#### Exercise requirements:
Rewrite the interview passage on Senate staff from "And again, these" to "evolved the problem is.", putting "office manager" wherever "chief of staff" appears.

-- begin Text shown --

BT: It’s never the press secretary. Well, unless it’s a case where the titles belie the influence inside the office. It probably depends at what stage the problem is. If you’re trying to head off, if you’re worried about a hearing that might be held two months from now on your industry and you want to start to shape the debate, you’d probably go to the legislative director or the committee staff director and say, “Hey, as you’re figuring out how this issue’s going to play out, I’d like to talk to you about what the such-and-such industry brings to the table.” If the timetable has advanced to a point of greater peril from your vantage point, you’re probably a little more agitated and probably likely to call the chief of staff to say, “We have a real problem here from the vantage point of the whatever industry, I really need you to get in there and weigh in with your boss.”
And again, these are, in the Senate it’s a hundred different banana republics that all function different ways. In many offices, including ours, it was never a very good idea to go straight to the Senator, because that sort of carried with it the presumption that you had run out of useful things to say and you were now just hurling it into the end zone, that there was no real, that the substance of the argument had been exhausted and you’re still sort of pleading your case.
So I think it’s the chief of staff’s job to sort it all out. If you call the LD and he says, “Well, clearly the history of the steel industry suggests that if we apply tariffs on Tuesday, that’s how it has to work.” It’s the chief of staff’s job to say, “We have a lot of steel workers in our state here, my friend, so let’s figure out some other way to do it.” So it probably just depends on how evolved the problem is.
BW: And who, between the two positions, gets the most quality time with the senator?
BT: Well, in most offices I think it’s the chief of staff is kind of the final arbiter of how – because oftentimes you’re mediating a dispute between your legislative director and somebody else on the staff. It might be a legislative director feels strongly about X, but the committee staff feels strongly about Y, so if you’re the chief of staff it’s your job to make sure that no game can end in a tie, you’ve got to figure out, ‘What do we do here?’ Although I think if you’re a good chief of staff, you’re constantly balancing the question of whether your role is essentially a management role or a labor role, and you want to make sure that your senator is also spending time with other people who have something useful to say. You can get into the habit where every issue just gets resolved through that small channel, and that’s not always good either, you want to broaden it out sometimes to make sure that, even if the outcome is the same, the people feel they had a chance to make their case.
BW: I think a moment ago you were going to make a contrast between Cohen and Mitchell in terms of interests back home and whatnot.

-- end Text shown --
-- begin Material provided --

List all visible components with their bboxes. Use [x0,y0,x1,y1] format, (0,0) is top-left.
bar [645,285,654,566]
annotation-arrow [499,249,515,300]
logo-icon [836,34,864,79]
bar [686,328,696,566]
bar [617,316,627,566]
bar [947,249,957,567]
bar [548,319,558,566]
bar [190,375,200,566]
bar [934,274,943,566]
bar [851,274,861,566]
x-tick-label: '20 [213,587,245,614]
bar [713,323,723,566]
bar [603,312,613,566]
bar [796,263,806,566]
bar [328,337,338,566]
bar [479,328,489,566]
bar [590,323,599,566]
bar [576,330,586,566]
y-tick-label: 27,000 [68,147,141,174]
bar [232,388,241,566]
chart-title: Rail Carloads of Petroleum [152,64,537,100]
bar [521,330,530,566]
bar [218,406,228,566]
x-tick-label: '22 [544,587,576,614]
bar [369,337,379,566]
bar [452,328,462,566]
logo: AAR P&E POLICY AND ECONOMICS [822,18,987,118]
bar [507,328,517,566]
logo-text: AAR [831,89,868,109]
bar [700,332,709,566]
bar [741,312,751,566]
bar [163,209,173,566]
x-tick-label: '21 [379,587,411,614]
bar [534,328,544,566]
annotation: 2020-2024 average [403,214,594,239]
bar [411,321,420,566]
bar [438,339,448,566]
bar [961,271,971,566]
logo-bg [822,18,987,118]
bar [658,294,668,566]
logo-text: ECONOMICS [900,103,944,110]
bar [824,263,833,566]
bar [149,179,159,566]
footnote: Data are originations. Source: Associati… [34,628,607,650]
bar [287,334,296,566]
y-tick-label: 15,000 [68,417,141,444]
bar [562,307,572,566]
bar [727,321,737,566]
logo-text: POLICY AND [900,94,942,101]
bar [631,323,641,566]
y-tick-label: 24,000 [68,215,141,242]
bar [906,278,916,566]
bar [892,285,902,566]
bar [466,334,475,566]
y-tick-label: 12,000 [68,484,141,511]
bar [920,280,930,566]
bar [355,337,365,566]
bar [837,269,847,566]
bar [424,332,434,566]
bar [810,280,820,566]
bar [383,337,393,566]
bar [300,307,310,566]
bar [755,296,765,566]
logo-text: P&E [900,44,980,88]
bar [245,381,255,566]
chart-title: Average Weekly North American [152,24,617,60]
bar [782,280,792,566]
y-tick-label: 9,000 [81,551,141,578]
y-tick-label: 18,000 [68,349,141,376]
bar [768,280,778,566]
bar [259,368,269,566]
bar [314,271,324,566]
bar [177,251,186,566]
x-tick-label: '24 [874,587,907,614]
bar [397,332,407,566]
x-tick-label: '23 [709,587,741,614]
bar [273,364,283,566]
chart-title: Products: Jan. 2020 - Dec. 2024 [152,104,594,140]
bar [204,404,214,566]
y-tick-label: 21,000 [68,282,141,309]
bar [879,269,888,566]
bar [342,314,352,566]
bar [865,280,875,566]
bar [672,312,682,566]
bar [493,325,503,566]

-- end Material provided --

#### The answer:
And again, these are, in the Senate it’s a hundred different banana republics that all function different ways. In many offices, including ours, it was never a very good idea to go straight to the Senator, because that sort of carried with it the presumption that you had run out of useful things to say and you were now just hurling it into the end zone, that there was no real, that the substance of the argument had been exhausted and you’re still sort of pleading your case.
So I think it’s the office manager’s job to sort it all out. If you call the LD and he says, “Well, clearly the history of the steel industry suggests that if we apply tariffs on Tuesday, that’s how it has to work.” It’s the office manager’s job to say, “We have a lot of steel workers in our state here, my friend, so let’s figure out some other way to do it.” So it probably just depends on how evolved the problem is.